The request
Tally each line where the word "page" occurs, then give only the total.
[start of Provided records]
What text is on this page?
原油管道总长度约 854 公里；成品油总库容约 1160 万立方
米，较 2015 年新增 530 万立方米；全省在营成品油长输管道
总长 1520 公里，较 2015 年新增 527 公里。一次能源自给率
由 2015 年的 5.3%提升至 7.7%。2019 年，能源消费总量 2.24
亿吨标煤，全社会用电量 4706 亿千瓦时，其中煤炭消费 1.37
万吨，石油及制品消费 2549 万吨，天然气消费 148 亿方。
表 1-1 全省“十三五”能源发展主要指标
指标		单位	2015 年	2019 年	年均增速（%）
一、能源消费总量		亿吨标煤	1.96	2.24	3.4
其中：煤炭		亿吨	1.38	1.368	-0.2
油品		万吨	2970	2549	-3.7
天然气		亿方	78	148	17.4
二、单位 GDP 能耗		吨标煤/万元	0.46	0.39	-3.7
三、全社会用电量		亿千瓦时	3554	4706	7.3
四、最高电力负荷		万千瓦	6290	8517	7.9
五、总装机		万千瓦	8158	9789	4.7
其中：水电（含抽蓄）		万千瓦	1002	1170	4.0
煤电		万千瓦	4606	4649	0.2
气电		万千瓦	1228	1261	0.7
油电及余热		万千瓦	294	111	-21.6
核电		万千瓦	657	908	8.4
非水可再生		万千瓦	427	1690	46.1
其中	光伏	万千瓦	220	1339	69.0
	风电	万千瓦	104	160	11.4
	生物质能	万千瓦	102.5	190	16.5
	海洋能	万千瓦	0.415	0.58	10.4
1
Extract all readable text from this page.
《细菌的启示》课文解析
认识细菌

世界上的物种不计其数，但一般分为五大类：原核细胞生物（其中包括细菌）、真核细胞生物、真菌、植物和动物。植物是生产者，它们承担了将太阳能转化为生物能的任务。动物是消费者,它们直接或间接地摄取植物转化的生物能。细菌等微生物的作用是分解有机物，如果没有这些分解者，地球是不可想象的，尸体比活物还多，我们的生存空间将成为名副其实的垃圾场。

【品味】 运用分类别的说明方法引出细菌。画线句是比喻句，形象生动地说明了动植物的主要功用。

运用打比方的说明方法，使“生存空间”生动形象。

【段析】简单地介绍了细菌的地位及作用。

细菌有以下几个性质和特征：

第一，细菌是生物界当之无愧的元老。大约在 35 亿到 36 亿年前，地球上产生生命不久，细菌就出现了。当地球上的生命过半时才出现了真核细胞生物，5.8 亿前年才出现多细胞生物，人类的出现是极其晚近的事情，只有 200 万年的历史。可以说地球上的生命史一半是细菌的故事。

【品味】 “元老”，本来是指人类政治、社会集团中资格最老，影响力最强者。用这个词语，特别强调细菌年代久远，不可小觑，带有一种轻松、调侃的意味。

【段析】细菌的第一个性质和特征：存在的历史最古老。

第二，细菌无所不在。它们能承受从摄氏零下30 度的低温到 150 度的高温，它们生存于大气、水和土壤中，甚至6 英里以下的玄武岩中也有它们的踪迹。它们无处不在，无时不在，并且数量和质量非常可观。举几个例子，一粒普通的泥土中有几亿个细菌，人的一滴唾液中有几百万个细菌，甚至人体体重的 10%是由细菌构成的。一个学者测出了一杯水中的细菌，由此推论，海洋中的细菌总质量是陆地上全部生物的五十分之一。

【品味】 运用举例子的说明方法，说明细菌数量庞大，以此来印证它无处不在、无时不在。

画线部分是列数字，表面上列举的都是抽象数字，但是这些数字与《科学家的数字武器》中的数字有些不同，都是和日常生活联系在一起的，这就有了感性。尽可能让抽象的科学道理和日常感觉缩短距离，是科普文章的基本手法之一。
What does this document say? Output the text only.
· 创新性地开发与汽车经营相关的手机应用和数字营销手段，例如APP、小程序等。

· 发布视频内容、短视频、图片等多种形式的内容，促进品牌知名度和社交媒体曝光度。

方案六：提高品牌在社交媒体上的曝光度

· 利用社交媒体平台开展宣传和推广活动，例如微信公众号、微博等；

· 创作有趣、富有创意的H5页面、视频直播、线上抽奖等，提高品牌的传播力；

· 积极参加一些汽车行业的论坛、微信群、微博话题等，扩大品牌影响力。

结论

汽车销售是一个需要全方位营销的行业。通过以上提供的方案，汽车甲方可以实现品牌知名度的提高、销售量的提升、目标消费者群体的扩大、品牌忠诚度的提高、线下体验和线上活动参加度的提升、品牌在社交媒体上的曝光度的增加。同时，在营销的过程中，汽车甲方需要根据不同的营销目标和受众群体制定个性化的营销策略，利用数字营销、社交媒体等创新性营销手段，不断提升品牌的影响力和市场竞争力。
[end of Provided records]
Complete response
2